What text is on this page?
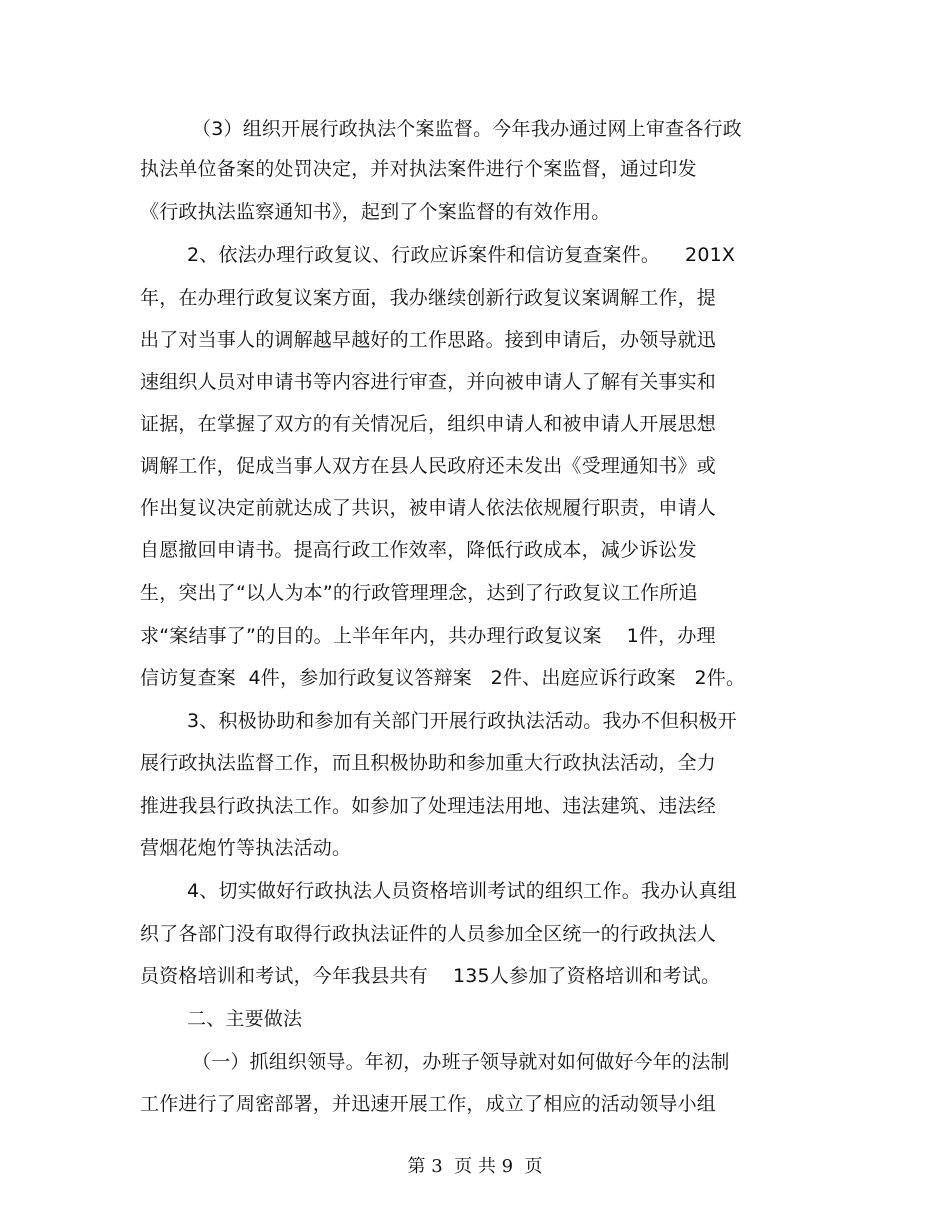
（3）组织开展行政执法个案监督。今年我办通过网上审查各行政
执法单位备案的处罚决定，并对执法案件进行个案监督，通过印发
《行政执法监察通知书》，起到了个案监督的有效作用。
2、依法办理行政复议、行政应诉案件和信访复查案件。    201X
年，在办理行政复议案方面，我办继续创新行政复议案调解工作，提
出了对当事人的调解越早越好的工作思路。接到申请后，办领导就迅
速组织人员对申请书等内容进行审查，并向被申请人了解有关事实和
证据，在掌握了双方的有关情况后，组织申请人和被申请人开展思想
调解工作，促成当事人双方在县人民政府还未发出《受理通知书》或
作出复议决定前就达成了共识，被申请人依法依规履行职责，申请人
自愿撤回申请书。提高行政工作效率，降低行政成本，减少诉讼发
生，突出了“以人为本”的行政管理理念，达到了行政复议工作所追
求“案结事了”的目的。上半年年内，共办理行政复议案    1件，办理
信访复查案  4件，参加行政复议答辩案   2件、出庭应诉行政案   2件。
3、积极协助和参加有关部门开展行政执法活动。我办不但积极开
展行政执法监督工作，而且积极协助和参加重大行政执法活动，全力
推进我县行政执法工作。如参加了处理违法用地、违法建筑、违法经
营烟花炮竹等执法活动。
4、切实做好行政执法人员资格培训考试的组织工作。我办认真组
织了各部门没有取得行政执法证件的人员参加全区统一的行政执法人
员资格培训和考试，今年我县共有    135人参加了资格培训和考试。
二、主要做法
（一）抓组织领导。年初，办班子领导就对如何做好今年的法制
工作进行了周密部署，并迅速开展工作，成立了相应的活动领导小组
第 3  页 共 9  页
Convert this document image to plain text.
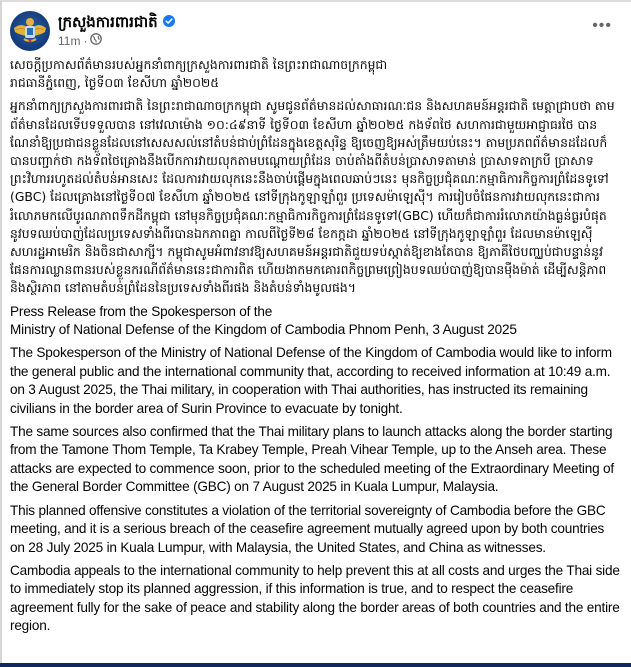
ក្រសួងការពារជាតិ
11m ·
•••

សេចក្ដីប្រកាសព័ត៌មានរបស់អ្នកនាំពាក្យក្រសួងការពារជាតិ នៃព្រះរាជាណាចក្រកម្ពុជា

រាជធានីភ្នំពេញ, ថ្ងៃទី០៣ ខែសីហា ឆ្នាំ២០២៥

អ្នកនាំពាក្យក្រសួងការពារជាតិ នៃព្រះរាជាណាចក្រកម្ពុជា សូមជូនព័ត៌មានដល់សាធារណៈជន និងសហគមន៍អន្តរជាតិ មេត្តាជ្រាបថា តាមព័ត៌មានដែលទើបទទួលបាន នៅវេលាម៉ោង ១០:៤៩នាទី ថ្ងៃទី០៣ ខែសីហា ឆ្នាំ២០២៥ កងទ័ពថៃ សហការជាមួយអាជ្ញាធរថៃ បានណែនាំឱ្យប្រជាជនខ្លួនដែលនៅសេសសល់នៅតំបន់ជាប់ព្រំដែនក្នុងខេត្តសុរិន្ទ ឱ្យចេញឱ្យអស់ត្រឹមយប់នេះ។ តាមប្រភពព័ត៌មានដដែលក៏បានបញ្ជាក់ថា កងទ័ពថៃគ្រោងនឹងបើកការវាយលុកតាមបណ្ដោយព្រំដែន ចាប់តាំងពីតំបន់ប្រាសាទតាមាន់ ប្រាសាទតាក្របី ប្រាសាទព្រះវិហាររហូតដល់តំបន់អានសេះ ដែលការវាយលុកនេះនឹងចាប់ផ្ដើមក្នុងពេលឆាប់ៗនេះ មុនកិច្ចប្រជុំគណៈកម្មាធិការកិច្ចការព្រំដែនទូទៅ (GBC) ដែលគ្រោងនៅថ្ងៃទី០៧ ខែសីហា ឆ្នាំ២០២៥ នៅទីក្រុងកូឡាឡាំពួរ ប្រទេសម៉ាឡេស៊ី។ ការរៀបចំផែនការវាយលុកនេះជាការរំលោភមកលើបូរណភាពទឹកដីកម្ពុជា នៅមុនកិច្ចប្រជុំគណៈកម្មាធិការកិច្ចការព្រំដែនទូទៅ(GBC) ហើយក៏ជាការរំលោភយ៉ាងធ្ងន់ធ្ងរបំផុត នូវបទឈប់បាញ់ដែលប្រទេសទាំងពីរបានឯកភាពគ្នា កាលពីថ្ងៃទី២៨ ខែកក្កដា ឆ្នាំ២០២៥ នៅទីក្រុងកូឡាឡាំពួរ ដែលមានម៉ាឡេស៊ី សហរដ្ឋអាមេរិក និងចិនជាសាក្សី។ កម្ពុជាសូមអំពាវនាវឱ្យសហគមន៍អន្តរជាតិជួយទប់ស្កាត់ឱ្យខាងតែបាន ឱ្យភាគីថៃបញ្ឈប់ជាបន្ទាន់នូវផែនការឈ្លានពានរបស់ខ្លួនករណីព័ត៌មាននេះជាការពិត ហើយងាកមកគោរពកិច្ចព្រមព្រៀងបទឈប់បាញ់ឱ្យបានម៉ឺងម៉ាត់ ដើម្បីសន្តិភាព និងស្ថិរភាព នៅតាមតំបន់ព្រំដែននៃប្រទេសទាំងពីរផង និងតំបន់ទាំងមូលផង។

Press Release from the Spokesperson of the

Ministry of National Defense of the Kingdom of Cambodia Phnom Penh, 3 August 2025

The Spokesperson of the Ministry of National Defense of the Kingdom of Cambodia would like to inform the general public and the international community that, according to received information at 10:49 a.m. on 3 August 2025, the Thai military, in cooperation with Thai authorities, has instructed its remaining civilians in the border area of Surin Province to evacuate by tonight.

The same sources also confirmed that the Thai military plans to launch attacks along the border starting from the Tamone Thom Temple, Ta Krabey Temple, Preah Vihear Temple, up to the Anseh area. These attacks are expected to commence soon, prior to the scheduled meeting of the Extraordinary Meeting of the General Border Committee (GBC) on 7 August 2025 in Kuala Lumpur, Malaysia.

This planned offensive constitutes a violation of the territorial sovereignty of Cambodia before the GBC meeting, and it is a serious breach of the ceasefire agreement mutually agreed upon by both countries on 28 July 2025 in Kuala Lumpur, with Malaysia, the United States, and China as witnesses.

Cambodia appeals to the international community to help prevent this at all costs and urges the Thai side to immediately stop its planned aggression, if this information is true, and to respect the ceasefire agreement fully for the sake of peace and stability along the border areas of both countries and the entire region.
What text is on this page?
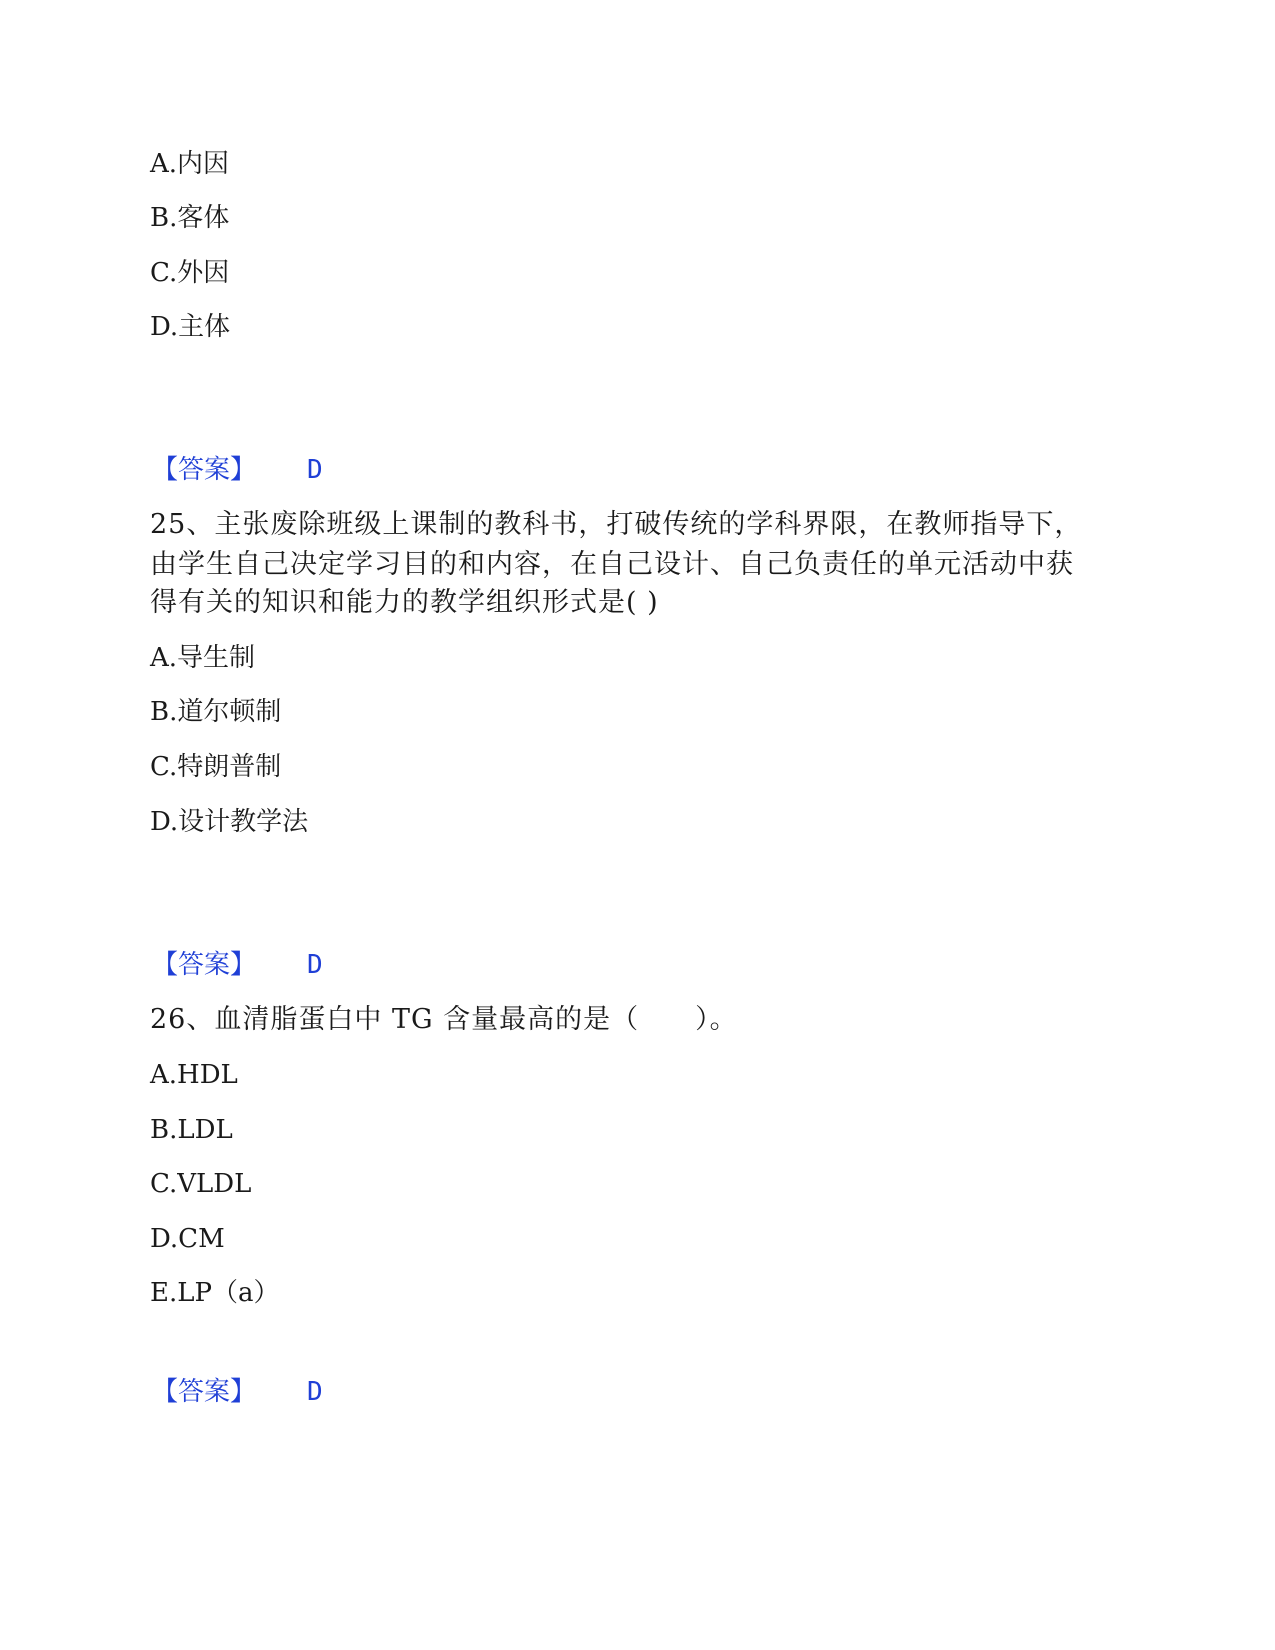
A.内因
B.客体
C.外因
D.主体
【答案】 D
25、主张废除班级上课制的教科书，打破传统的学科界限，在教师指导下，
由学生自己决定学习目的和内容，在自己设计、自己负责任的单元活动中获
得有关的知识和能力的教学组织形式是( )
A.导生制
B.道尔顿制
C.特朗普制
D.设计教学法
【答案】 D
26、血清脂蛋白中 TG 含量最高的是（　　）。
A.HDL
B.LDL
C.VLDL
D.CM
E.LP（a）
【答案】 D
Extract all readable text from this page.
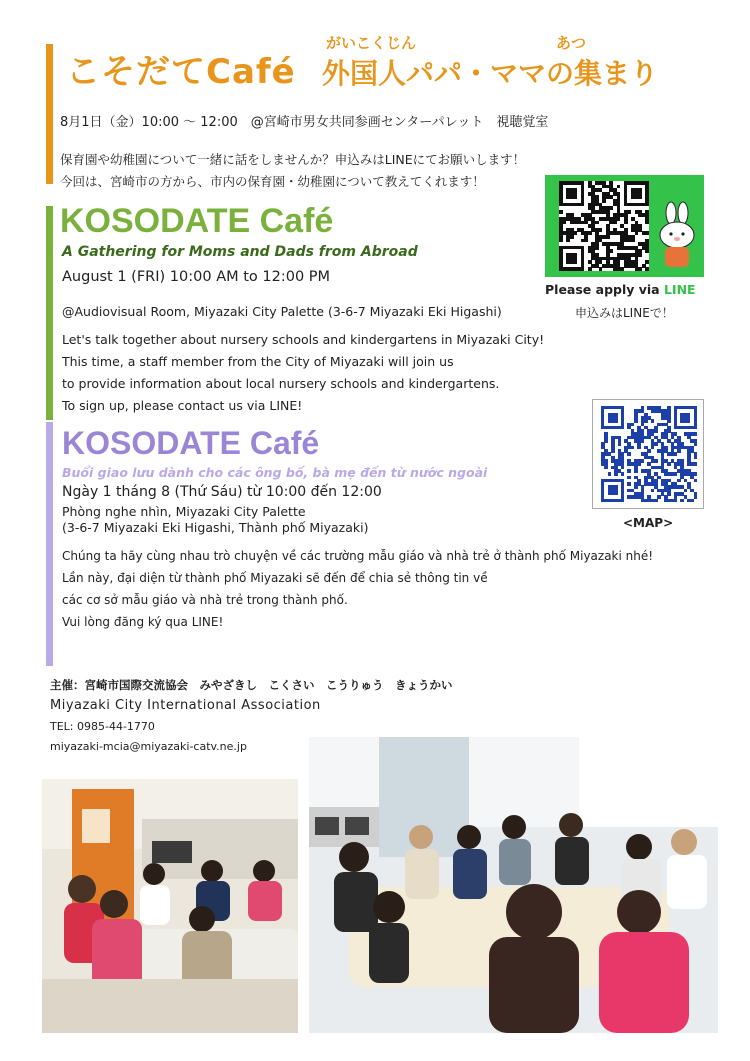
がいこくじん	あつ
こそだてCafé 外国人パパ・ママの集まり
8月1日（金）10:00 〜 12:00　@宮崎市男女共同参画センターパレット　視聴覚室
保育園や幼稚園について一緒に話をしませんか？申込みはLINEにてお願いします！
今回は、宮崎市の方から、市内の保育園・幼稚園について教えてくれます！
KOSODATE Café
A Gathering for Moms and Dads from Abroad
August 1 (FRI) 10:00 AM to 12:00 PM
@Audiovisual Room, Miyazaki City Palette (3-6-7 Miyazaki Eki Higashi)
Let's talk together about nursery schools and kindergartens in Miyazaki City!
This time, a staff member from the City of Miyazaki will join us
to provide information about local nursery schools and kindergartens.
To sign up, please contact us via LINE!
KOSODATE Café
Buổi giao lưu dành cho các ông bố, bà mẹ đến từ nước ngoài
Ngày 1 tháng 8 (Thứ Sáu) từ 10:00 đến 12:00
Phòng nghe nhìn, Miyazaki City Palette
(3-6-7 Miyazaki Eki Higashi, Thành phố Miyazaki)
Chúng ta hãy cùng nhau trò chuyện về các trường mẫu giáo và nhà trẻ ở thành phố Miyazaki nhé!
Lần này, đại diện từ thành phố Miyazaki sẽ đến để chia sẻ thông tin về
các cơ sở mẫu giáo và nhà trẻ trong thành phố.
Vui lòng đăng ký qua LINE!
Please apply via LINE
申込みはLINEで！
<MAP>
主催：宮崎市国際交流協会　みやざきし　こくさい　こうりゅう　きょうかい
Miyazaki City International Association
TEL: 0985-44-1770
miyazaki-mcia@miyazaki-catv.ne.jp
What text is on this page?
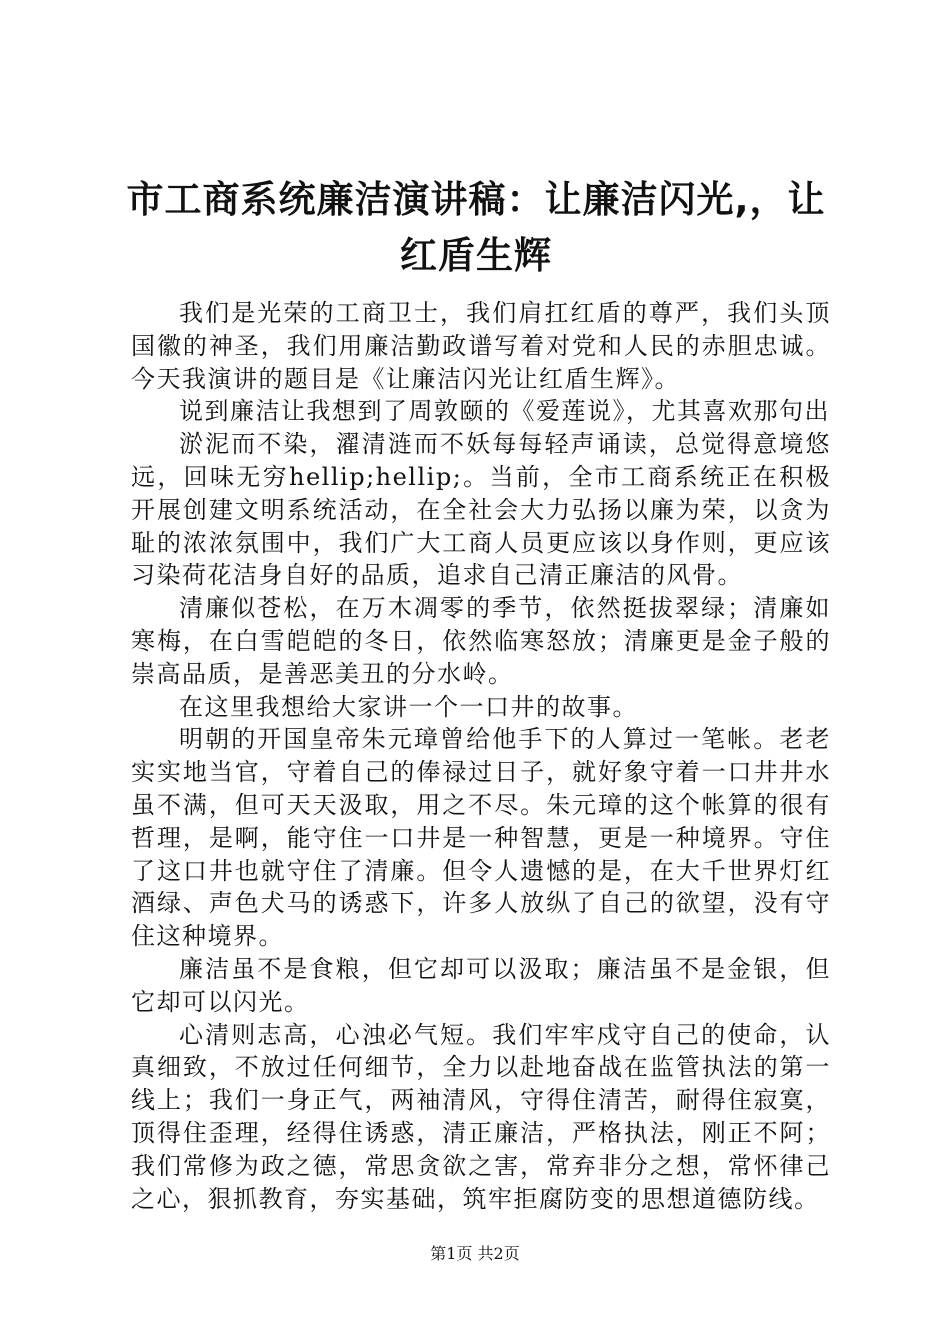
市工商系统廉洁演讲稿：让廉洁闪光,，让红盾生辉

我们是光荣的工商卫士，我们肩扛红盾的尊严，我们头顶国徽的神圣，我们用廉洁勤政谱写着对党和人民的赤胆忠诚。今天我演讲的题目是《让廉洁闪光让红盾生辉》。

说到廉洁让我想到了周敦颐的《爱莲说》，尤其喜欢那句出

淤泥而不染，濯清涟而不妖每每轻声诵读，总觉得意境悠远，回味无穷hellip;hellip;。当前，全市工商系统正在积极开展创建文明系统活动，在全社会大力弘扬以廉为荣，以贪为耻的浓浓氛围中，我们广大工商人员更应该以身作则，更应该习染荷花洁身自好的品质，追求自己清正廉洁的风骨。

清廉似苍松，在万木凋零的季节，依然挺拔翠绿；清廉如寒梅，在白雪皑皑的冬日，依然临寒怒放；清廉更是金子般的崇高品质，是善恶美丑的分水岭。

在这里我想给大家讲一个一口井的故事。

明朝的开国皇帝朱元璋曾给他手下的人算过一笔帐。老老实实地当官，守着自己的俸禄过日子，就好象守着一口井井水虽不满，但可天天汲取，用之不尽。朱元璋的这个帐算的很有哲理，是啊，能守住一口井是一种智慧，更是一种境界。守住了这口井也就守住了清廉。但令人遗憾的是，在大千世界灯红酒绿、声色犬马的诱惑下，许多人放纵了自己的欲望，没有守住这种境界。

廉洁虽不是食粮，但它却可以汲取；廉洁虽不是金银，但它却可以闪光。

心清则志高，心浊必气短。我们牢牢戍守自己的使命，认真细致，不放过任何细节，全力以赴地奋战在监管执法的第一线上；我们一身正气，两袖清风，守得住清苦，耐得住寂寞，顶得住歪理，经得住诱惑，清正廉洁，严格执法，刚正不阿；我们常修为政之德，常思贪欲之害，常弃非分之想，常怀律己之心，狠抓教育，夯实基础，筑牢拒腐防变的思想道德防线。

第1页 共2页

==================================================

* _Exercise requirements_
Scan the data above; copy every line where "kindergartens" appears.

* _Output for this exercise_
Let's talk together about nursery schools and kindergartens in Miyazaki City!
to provide information about local nursery schools and kindergartens.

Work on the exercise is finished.